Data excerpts
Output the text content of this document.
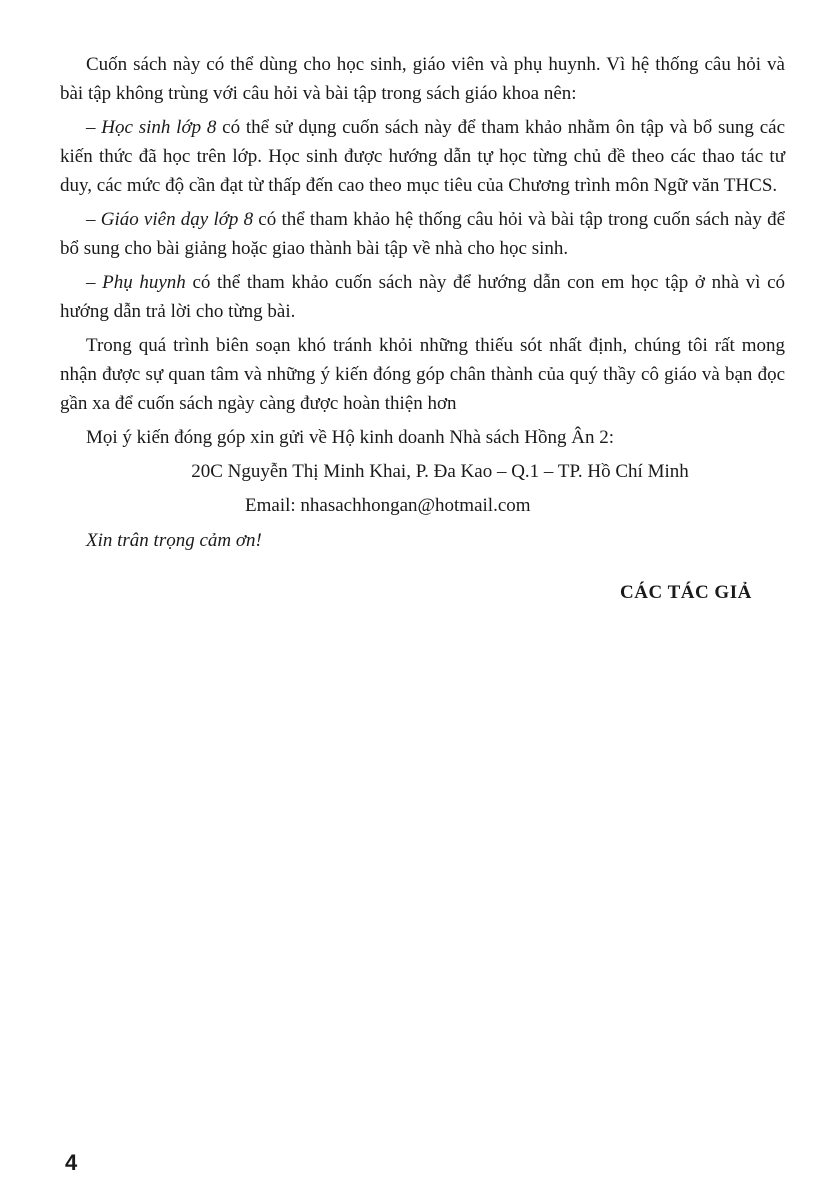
Cuốn sách này có thể dùng cho học sinh, giáo viên và phụ huynh. Vì hệ thống câu hỏi và bài tập không trùng với câu hỏi và bài tập trong sách giáo khoa nên:

– Học sinh lớp 8 có thể sử dụng cuốn sách này để tham khảo nhằm ôn tập và bổ sung các kiến thức đã học trên lớp. Học sinh được hướng dẫn tự học từng chủ đề theo các thao tác tư duy, các mức độ cần đạt từ thấp đến cao theo mục tiêu của Chương trình môn Ngữ văn THCS.

– Giáo viên dạy lớp 8 có thể tham khảo hệ thống câu hỏi và bài tập trong cuốn sách này để bổ sung cho bài giảng hoặc giao thành bài tập về nhà cho học sinh.

– Phụ huynh có thể tham khảo cuốn sách này để hướng dẫn con em học tập ở nhà vì có hướng dẫn trả lời cho từng bài.

Trong quá trình biên soạn khó tránh khỏi những thiếu sót nhất định, chúng tôi rất mong nhận được sự quan tâm và những ý kiến đóng góp chân thành của quý thầy cô giáo và bạn đọc gần xa để cuốn sách ngày càng được hoàn thiện hơn

Mọi ý kiến đóng góp xin gửi về Hộ kinh doanh Nhà sách Hồng Ân 2:

20C Nguyễn Thị Minh Khai, P. Đa Kao – Q.1 – TP. Hồ Chí Minh
Email: nhasachhongan@hotmail.com

Xin trân trọng cảm ơn!

CÁC TÁC GIẢ
4
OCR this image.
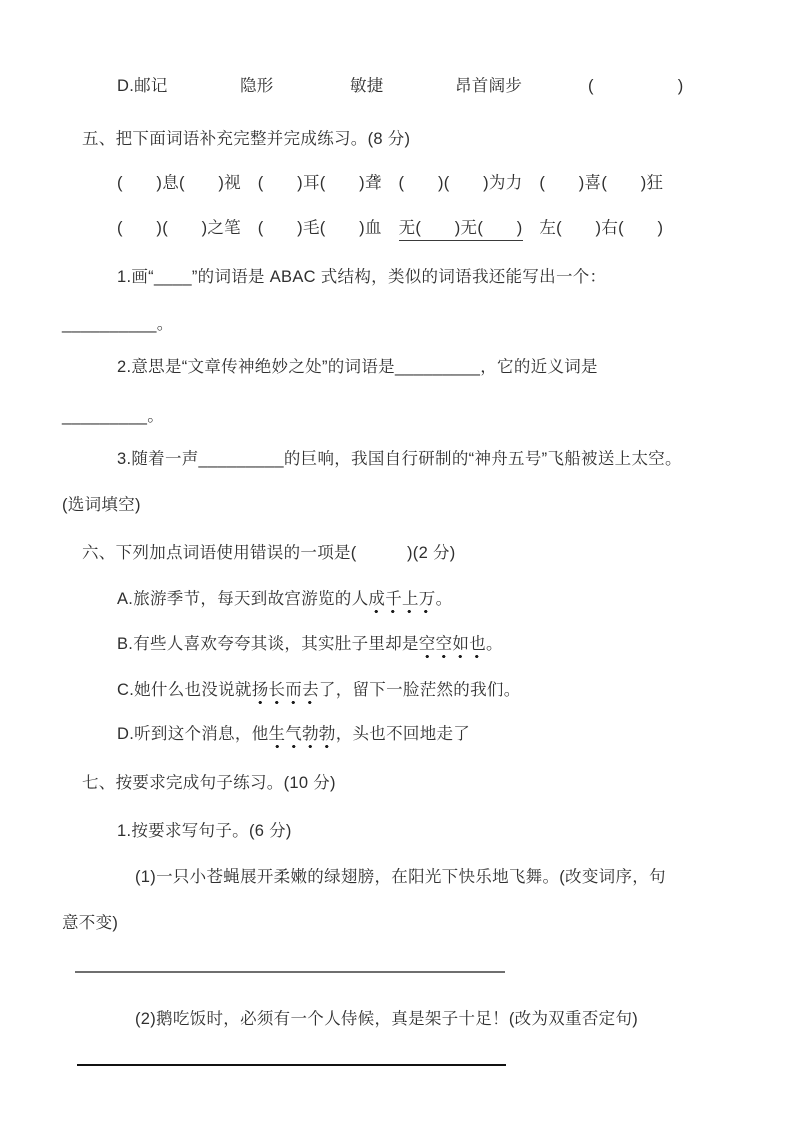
D.邮记

	隐形

	敏捷

	昂首阔步

	(　　　　　)

五、把下面词语补充完整并完成练习。(8 分)
(　　)息(　　)视　(　　)耳(　　)聋　(　　)(　　)为力　(　　)喜(　　)狂
(　　)(　　)之笔　(　　)毛(　　)血　无(　　)无(　　)　左(　　)右(　　)
1.画“____”的词语是 ABAC 式结构，类似的词语我还能写出一个：
__________。
2.意思是“文章传神绝妙之处”的词语是_________，它的近义词是
_________。
3.随着一声_________的巨响，我国自行研制的“神舟五号”飞船被送上太空。
(选词填空)
六、下列加点词语使用错误的一项是(　　　)(2 分)
A.旅游季节，每天到故宫游览的人成千上万。
B.有些人喜欢夸夸其谈，其实肚子里却是空空如也。
C.她什么也没说就扬长而去了，留下一脸茫然的我们。
D.听到这个消息，他生气勃勃，头也不回地走了
七、按要求完成句子练习。(10 分)
1.按要求写句子。(6 分)
(1)一只小苍蝇展开柔嫩的绿翅膀，在阳光下快乐地飞舞。(改变词序，句
意不变)
(2)鹅吃饭时，必须有一个人侍候，真是架子十足！(改为双重否定句)
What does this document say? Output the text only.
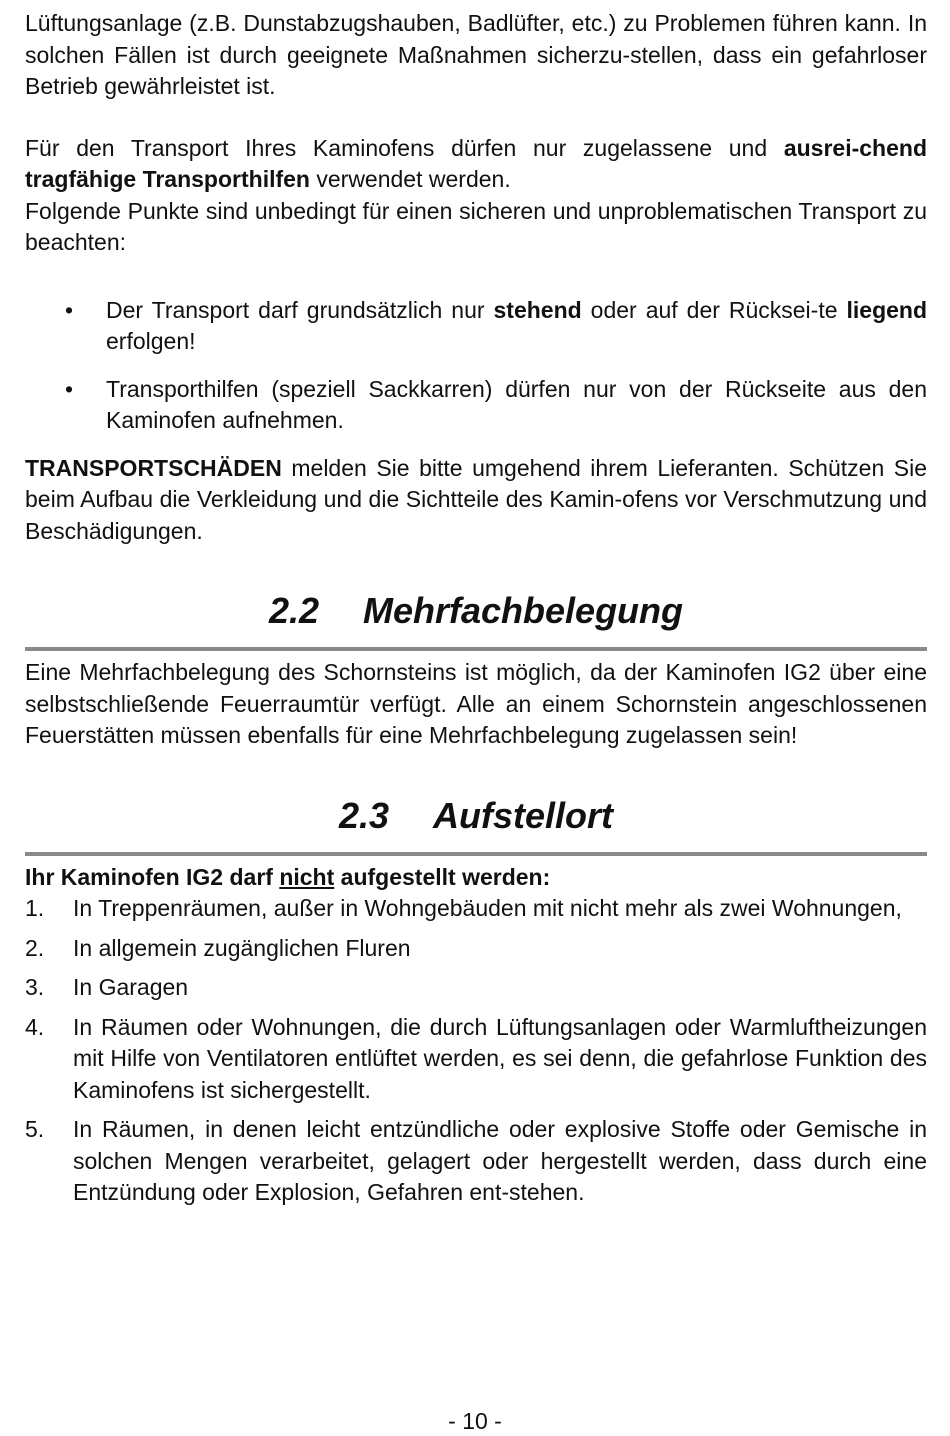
Lüftungsanlage (z.B. Dunstabzugshauben, Badlüfter, etc.) zu Problemen führen kann. In solchen Fällen ist durch geeignete Maßnahmen sicherzu-stellen, dass ein gefahrloser Betrieb gewährleistet ist.

Für den Transport Ihres Kaminofens dürfen nur zugelassene und ausrei-chend tragfähige Transporthilfen verwendet werden.

Folgende Punkte sind unbedingt für einen sicheren und unproblematischen Transport zu beachten:

• Der Transport darf grundsätzlich nur stehend oder auf der Rücksei-te liegend erfolgen!
• Transporthilfen (speziell Sackkarren) dürfen nur von der Rückseite aus den Kaminofen aufnehmen.

TRANSPORTSCHÄDEN melden Sie bitte umgehend ihrem Lieferanten. Schützen Sie beim Aufbau die Verkleidung und die Sichtteile des Kamin-ofens vor Verschmutzung und Beschädigungen.

2.2 Mehrfachbelegung

Eine Mehrfachbelegung des Schornsteins ist möglich, da der Kaminofen IG2 über eine selbstschließende Feuerraumtür verfügt. Alle an einem Schornstein angeschlossenen Feuerstätten müssen ebenfalls für eine Mehrfachbelegung zugelassen sein!

2.3 Aufstellort

Ihr Kaminofen IG2 darf nicht aufgestellt werden:

1. In Treppenräumen, außer in Wohngebäuden mit nicht mehr als zwei Wohnungen,
2. In allgemein zugänglichen Fluren
3. In Garagen
4. In Räumen oder Wohnungen, die durch Lüftungsanlagen oder Warmluftheizungen mit Hilfe von Ventilatoren entlüftet werden, es sei denn, die gefahrlose Funktion des Kaminofens ist sichergestellt.
5. In Räumen, in denen leicht entzündliche oder explosive Stoffe oder Gemische in solchen Mengen verarbeitet, gelagert oder hergestellt werden, dass durch eine Entzündung oder Explosion, Gefahren ent-stehen.
- 10 -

- SET PROBLEM -
Quote each entry above verbatim and drop the pictures.

- WRITTEN RESPONSE -
Output the text content of this document.
Cuốn sách này có thể dùng cho học sinh, giáo viên và phụ huynh. Vì hệ thống câu hỏi và bài tập không trùng với câu hỏi và bài tập trong sách giáo khoa nên:

– Học sinh lớp 8 có thể sử dụng cuốn sách này để tham khảo nhằm ôn tập và bổ sung các kiến thức đã học trên lớp. Học sinh được hướng dẫn tự học từng chủ đề theo các thao tác tư duy, các mức độ cần đạt từ thấp đến cao theo mục tiêu của Chương trình môn Ngữ văn THCS.

– Giáo viên dạy lớp 8 có thể tham khảo hệ thống câu hỏi và bài tập trong cuốn sách này để bổ sung cho bài giảng hoặc giao thành bài tập về nhà cho học sinh.

– Phụ huynh có thể tham khảo cuốn sách này để hướng dẫn con em học tập ở nhà vì có hướng dẫn trả lời cho từng bài.

Trong quá trình biên soạn khó tránh khỏi những thiếu sót nhất định, chúng tôi rất mong nhận được sự quan tâm và những ý kiến đóng góp chân thành của quý thầy cô giáo và bạn đọc gần xa để cuốn sách ngày càng được hoàn thiện hơn

Mọi ý kiến đóng góp xin gửi về Hộ kinh doanh Nhà sách Hồng Ân 2:

20C Nguyễn Thị Minh Khai, P. Đa Kao – Q.1 – TP. Hồ Chí Minh
Email: nhasachhongan@hotmail.com

Xin trân trọng cảm ơn!

CÁC TÁC GIẢ
4
OCR this image.
D.邮记

	隐形

	敏捷

	昂首阔步

	(　　　　　)

五、把下面词语补充完整并完成练习。(8 分)
(　　)息(　　)视　(　　)耳(　　)聋　(　　)(　　)为力　(　　)喜(　　)狂
(　　)(　　)之笔　(　　)毛(　　)血　无(　　)无(　　)　左(　　)右(　　)
1.画“____”的词语是 ABAC 式结构，类似的词语我还能写出一个：
__________。
2.意思是“文章传神绝妙之处”的词语是_________，它的近义词是
_________。
3.随着一声_________的巨响，我国自行研制的“神舟五号”飞船被送上太空。
(选词填空)
六、下列加点词语使用错误的一项是(　　　)(2 分)
A.旅游季节，每天到故宫游览的人成千上万。
B.有些人喜欢夸夸其谈，其实肚子里却是空空如也。
C.她什么也没说就扬长而去了，留下一脸茫然的我们。
D.听到这个消息，他生气勃勃，头也不回地走了
七、按要求完成句子练习。(10 分)
1.按要求写句子。(6 分)
(1)一只小苍蝇展开柔嫩的绿翅膀，在阳光下快乐地飞舞。(改变词序，句
意不变)
(2)鹅吃饭时，必须有一个人侍候，真是架子十足！(改为双重否定句)
What does this document say? Output the text only.
Lüftungsanlage (z.B. Dunstabzugshauben, Badlüfter, etc.) zu Problemen führen kann. In solchen Fällen ist durch geeignete Maßnahmen sicherzu-stellen, dass ein gefahrloser Betrieb gewährleistet ist.

Für den Transport Ihres Kaminofens dürfen nur zugelassene und ausrei-chend tragfähige Transporthilfen verwendet werden.

Folgende Punkte sind unbedingt für einen sicheren und unproblematischen Transport zu beachten:

• Der Transport darf grundsätzlich nur stehend oder auf der Rücksei-te liegend erfolgen!
• Transporthilfen (speziell Sackkarren) dürfen nur von der Rückseite aus den Kaminofen aufnehmen.

TRANSPORTSCHÄDEN melden Sie bitte umgehend ihrem Lieferanten. Schützen Sie beim Aufbau die Verkleidung und die Sichtteile des Kamin-ofens vor Verschmutzung und Beschädigungen.

2.2 Mehrfachbelegung

Eine Mehrfachbelegung des Schornsteins ist möglich, da der Kaminofen IG2 über eine selbstschließende Feuerraumtür verfügt. Alle an einem Schornstein angeschlossenen Feuerstätten müssen ebenfalls für eine Mehrfachbelegung zugelassen sein!

2.3 Aufstellort

Ihr Kaminofen IG2 darf nicht aufgestellt werden:

1. In Treppenräumen, außer in Wohngebäuden mit nicht mehr als zwei Wohnungen,
2. In allgemein zugänglichen Fluren
3. In Garagen
4. In Räumen oder Wohnungen, die durch Lüftungsanlagen oder Warmluftheizungen mit Hilfe von Ventilatoren entlüftet werden, es sei denn, die gefahrlose Funktion des Kaminofens ist sichergestellt.
5. In Räumen, in denen leicht entzündliche oder explosive Stoffe oder Gemische in solchen Mengen verarbeitet, gelagert oder hergestellt werden, dass durch eine Entzündung oder Explosion, Gefahren ent-stehen.
- 10 -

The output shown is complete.